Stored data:

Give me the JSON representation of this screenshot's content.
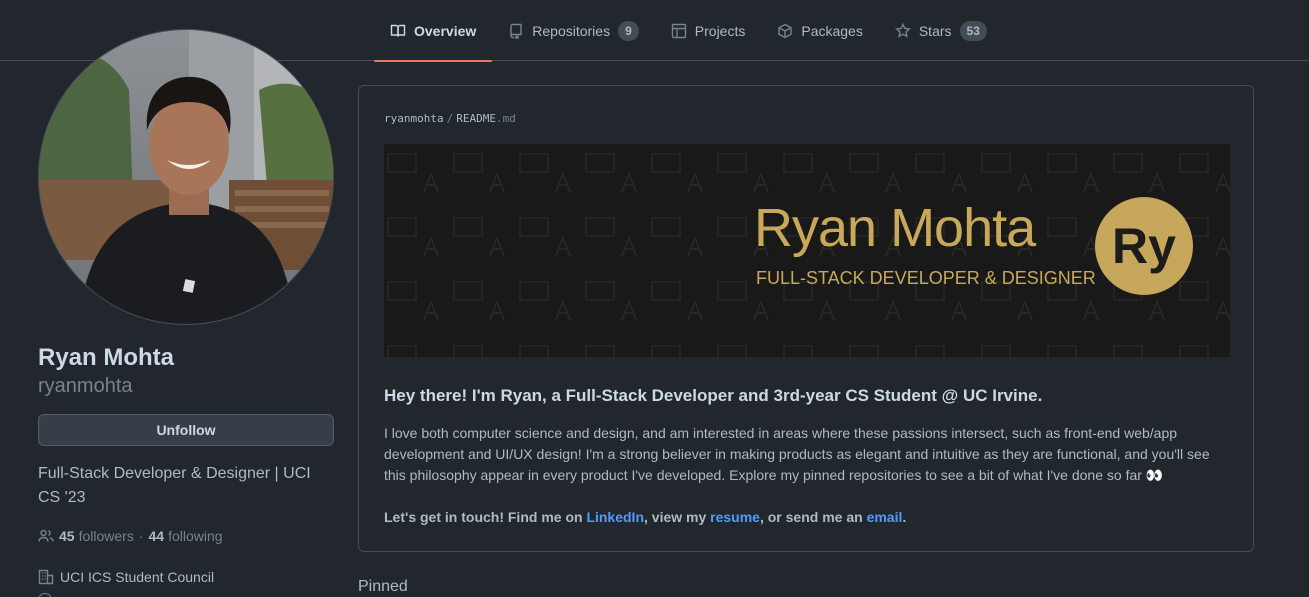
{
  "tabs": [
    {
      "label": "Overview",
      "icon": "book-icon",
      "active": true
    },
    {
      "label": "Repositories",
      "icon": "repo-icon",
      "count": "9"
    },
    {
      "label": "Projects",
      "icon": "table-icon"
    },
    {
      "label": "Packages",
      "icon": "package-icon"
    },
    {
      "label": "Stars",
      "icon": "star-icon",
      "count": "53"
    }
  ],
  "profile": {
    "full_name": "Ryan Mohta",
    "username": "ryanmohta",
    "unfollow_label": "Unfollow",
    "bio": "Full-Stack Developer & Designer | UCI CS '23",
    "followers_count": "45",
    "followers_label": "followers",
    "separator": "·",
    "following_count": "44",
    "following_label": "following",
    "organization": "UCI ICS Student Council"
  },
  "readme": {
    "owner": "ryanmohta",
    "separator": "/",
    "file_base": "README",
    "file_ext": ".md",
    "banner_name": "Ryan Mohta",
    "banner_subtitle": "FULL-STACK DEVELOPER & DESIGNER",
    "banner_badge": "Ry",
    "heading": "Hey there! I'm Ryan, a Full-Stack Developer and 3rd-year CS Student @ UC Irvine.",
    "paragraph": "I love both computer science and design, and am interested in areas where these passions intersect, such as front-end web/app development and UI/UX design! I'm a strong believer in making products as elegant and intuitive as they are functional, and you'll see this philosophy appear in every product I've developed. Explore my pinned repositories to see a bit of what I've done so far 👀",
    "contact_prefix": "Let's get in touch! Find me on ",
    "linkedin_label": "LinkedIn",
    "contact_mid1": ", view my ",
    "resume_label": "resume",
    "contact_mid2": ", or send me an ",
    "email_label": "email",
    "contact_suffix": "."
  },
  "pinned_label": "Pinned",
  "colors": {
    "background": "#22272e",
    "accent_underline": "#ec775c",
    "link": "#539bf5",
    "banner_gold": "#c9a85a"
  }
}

==

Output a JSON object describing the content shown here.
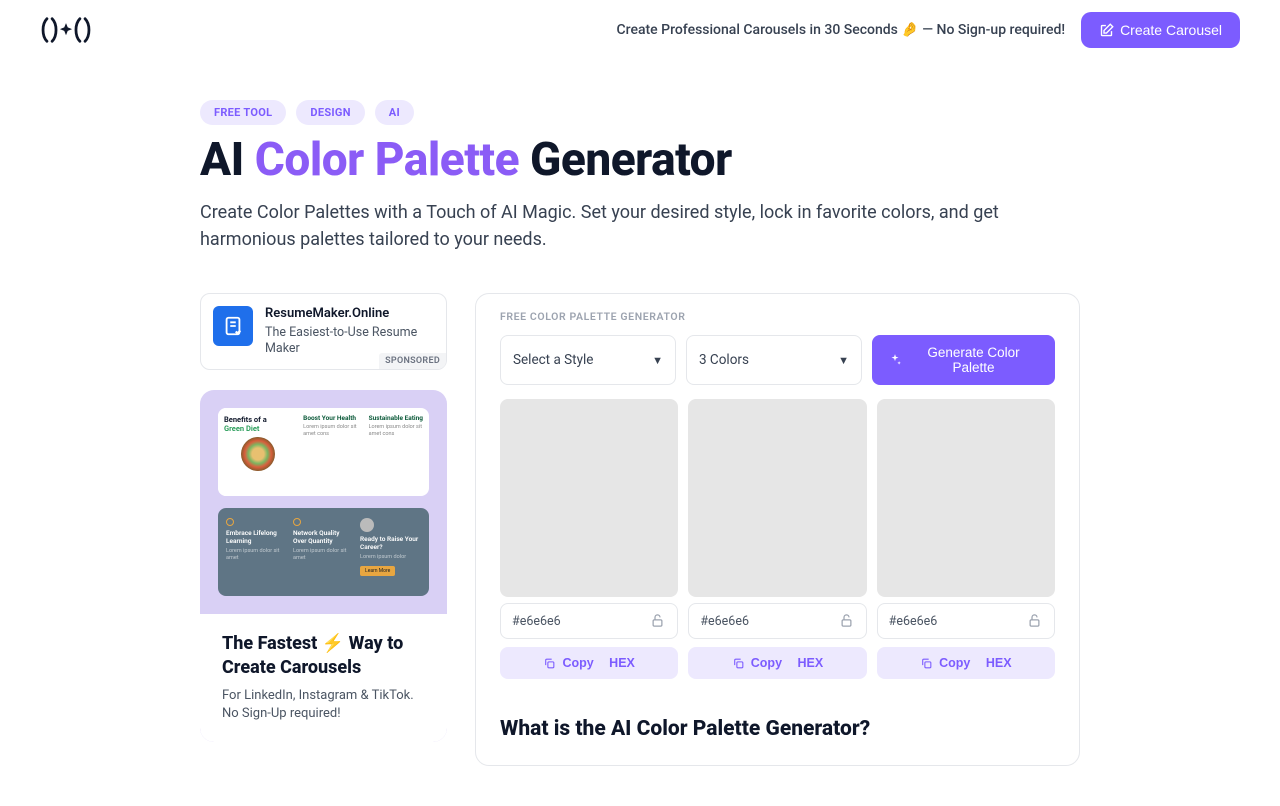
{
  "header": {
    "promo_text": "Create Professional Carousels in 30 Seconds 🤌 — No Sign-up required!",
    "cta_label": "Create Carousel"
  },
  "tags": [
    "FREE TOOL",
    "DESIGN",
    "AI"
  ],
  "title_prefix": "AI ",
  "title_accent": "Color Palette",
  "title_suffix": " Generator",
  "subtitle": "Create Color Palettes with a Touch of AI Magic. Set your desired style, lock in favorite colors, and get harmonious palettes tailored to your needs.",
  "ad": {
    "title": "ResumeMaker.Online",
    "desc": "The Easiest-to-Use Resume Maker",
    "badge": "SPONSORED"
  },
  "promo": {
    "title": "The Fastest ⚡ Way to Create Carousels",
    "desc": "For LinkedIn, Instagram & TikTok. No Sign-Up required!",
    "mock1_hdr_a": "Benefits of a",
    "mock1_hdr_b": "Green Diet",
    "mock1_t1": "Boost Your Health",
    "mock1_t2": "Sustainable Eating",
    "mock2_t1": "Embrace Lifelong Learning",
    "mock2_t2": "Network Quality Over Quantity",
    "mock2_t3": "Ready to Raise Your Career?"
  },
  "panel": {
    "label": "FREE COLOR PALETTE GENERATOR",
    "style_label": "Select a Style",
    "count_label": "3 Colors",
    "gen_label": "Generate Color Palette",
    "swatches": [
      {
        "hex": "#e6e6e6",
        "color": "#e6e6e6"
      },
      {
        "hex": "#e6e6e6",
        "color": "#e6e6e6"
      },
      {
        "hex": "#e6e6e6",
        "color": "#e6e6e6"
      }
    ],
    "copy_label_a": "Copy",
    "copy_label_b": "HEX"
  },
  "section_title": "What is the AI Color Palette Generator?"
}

STATED TASK
State the count of lines in the data holding the word "JSON", adding nothing to it.

RESPONSE TO THIS EXERCISE
2